Of the lines in the listing, how many include the string "有色金属"? Write the number and nothing else.

--- --- ---

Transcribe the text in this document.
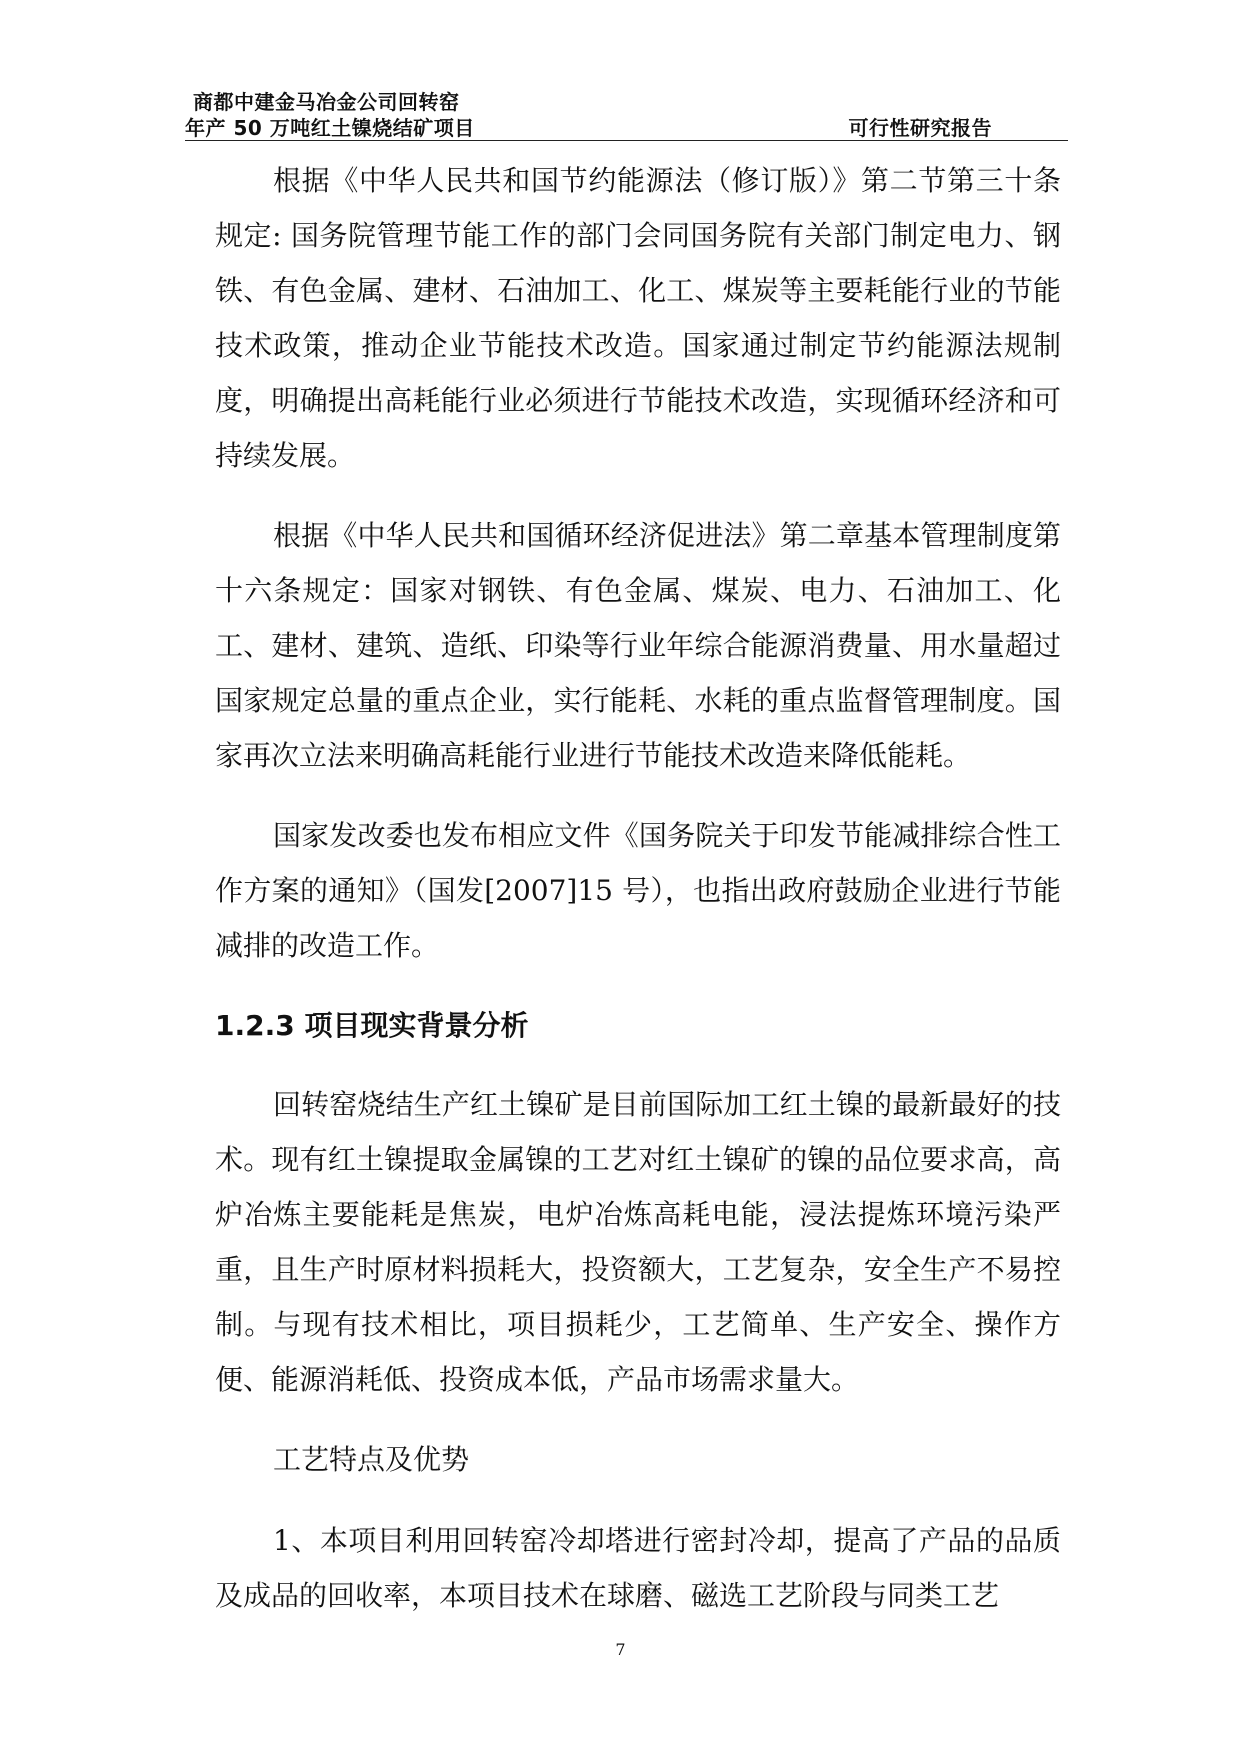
商都中建金马冶金公司回转窑
年产 50 万吨红土镍烧结矿项目	可行性研究报告

根据《中华人民共和国节约能源法（修订版）》第二节第三十条规定: 国务院管理节能工作的部门会同国务院有关部门制定电力、钢铁、有色金属、建材、石油加工、化工、煤炭等主要耗能行业的节能技术政策，推动企业节能技术改造。国家通过制定节约能源法规制度，明确提出高耗能行业必须进行节能技术改造，实现循环经济和可持续发展。

根据《中华人民共和国循环经济促进法》第二章基本管理制度第十六条规定：国家对钢铁、有色金属、煤炭、电力、石油加工、化工、建材、建筑、造纸、印染等行业年综合能源消费量、用水量超过国家规定总量的重点企业，实行能耗、水耗的重点监督管理制度。国家再次立法来明确高耗能行业进行节能技术改造来降低能耗。

国家发改委也发布相应文件《国务院关于印发节能减排综合性工作方案的通知》（国发[2007]15 号），也指出政府鼓励企业进行节能减排的改造工作。

1.2.3 项目现实背景分析

回转窑烧结生产红土镍矿是目前国际加工红土镍的最新最好的技术。现有红土镍提取金属镍的工艺对红土镍矿的镍的品位要求高，高炉冶炼主要能耗是焦炭，电炉冶炼高耗电能，浸法提炼环境污染严重，且生产时原材料损耗大，投资额大，工艺复杂，安全生产不易控制。与现有技术相比，项目损耗少，工艺简单、生产安全、操作方便、能源消耗低、投资成本低，产品市场需求量大。

工艺特点及优势

1、本项目利用回转窑冷却塔进行密封冷却，提高了产品的品质及成品的回收率，本项目技术在球磨、磁选工艺阶段与同类工艺

7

--- --- ---

* [Full solution]:
2